• _Problem to work on_: Images must not appear in your copy; reproduce every other part of the records exactly.

"""

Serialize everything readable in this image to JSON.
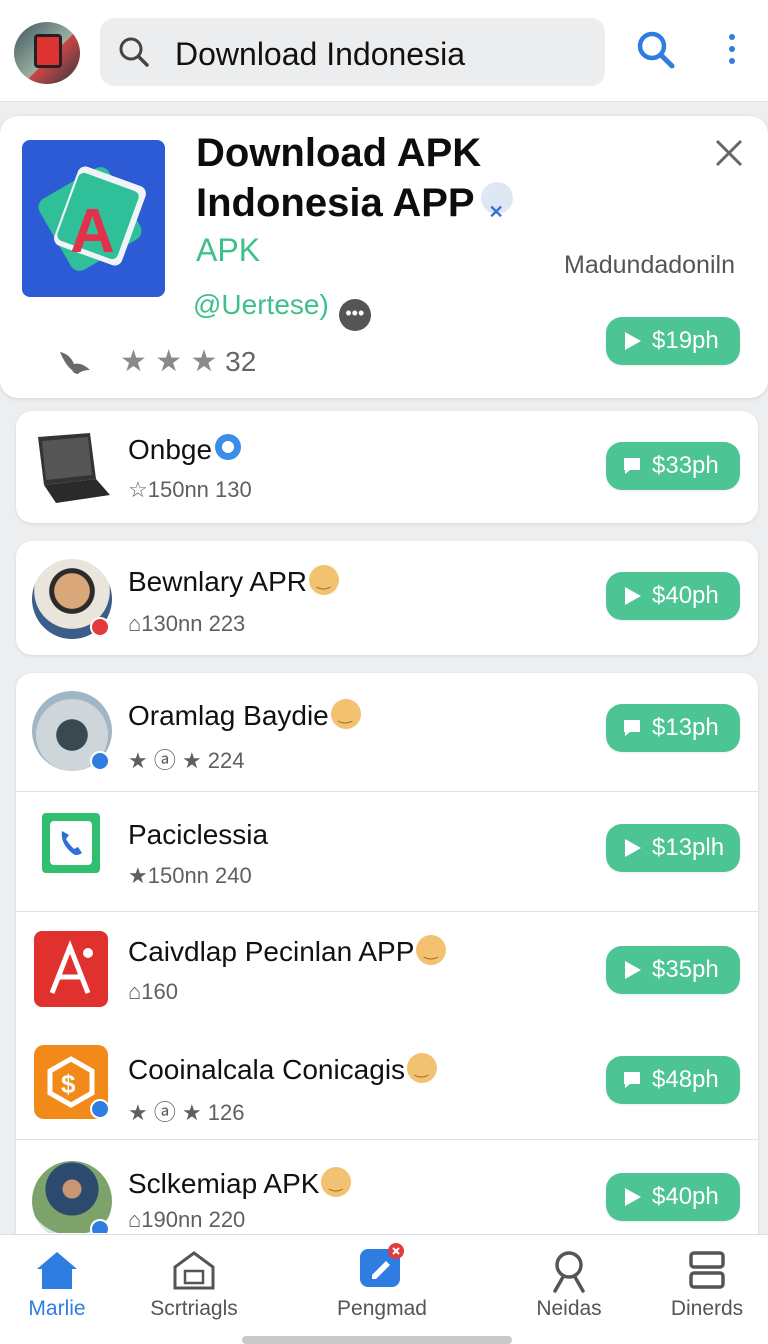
{
  "search": {
    "query": "Download Indonesia"
  },
  "featured": {
    "title_line1": "Download APK",
    "title_line2": "Indonesia APP",
    "type": "APK",
    "developer": "Madundadoniln",
    "handle": "@Uertese)",
    "rating": "32",
    "price": "$19ph"
  },
  "apps": [
    {
      "name": "Onbge",
      "meta": "150nn 130",
      "price": "$33ph",
      "button_icon": "chat-icon"
    },
    {
      "name": "Bewnlary APR",
      "meta": "130nn 223",
      "price": "$40ph",
      "button_icon": "play-icon"
    },
    {
      "name": "Oramlag Baydie",
      "meta_rating": "224",
      "price": "$13ph",
      "button_icon": "chat-icon"
    },
    {
      "name": "Paciclessia",
      "meta": "150nn 240",
      "price": "$13plh",
      "button_icon": "play-icon"
    },
    {
      "name": "Caivdlap Pecinlan APP",
      "meta": "160",
      "price": "$35ph",
      "button_icon": "play-icon"
    },
    {
      "name": "Cooinalcala Conicagis",
      "meta_rating": "126",
      "price": "$48ph",
      "button_icon": "chat-icon"
    },
    {
      "name": "Sclkemiap APK",
      "meta": "190nn 220",
      "price": "$40ph",
      "button_icon": "play-icon"
    }
  ],
  "nav": [
    {
      "label": "Marlie",
      "icon": "home-icon",
      "active": true
    },
    {
      "label": "Scrtriagls",
      "icon": "store-icon"
    },
    {
      "label": "Pengmad",
      "icon": "edit-icon"
    },
    {
      "label": "Neidas",
      "icon": "person-icon"
    },
    {
      "label": "Dinerds",
      "icon": "list-icon"
    }
  ],
  "colors": {
    "accent": "#2f7de1",
    "price_green": "#4cc493",
    "apk_green": "#3fbf8a"
  }
}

"""

• _The solution_:
Serialize everything readable in this image to JSON.
{
  "search": {
    "query": "Download Indonesia"
  },
  "featured": {
    "title_line1": "Download APK",
    "title_line2": "Indonesia APP",
    "type": "APK",
    "developer": "Madundadoniln",
    "handle": "@Uertese)",
    "rating": "32",
    "price": "$19ph"
  },
  "apps": [
    {
      "name": "Onbge",
      "meta": "150nn 130",
      "price": "$33ph",
      "button_icon": "chat-icon"
    },
    {
      "name": "Bewnlary APR",
      "meta": "130nn 223",
      "price": "$40ph",
      "button_icon": "play-icon"
    },
    {
      "name": "Oramlag Baydie",
      "meta_rating": "224",
      "price": "$13ph",
      "button_icon": "chat-icon"
    },
    {
      "name": "Paciclessia",
      "meta": "150nn 240",
      "price": "$13plh",
      "button_icon": "play-icon"
    },
    {
      "name": "Caivdlap Pecinlan APP",
      "meta": "160",
      "price": "$35ph",
      "button_icon": "play-icon"
    },
    {
      "name": "Cooinalcala Conicagis",
      "meta_rating": "126",
      "price": "$48ph",
      "button_icon": "chat-icon"
    },
    {
      "name": "Sclkemiap APK",
      "meta": "190nn 220",
      "price": "$40ph",
      "button_icon": "play-icon"
    }
  ],
  "nav": [
    {
      "label": "Marlie",
      "icon": "home-icon",
      "active": true
    },
    {
      "label": "Scrtriagls",
      "icon": "store-icon"
    },
    {
      "label": "Pengmad",
      "icon": "edit-icon"
    },
    {
      "label": "Neidas",
      "icon": "person-icon"
    },
    {
      "label": "Dinerds",
      "icon": "list-icon"
    }
  ],
  "colors": {
    "accent": "#2f7de1",
    "price_green": "#4cc493",
    "apk_green": "#3fbf8a"
  }
}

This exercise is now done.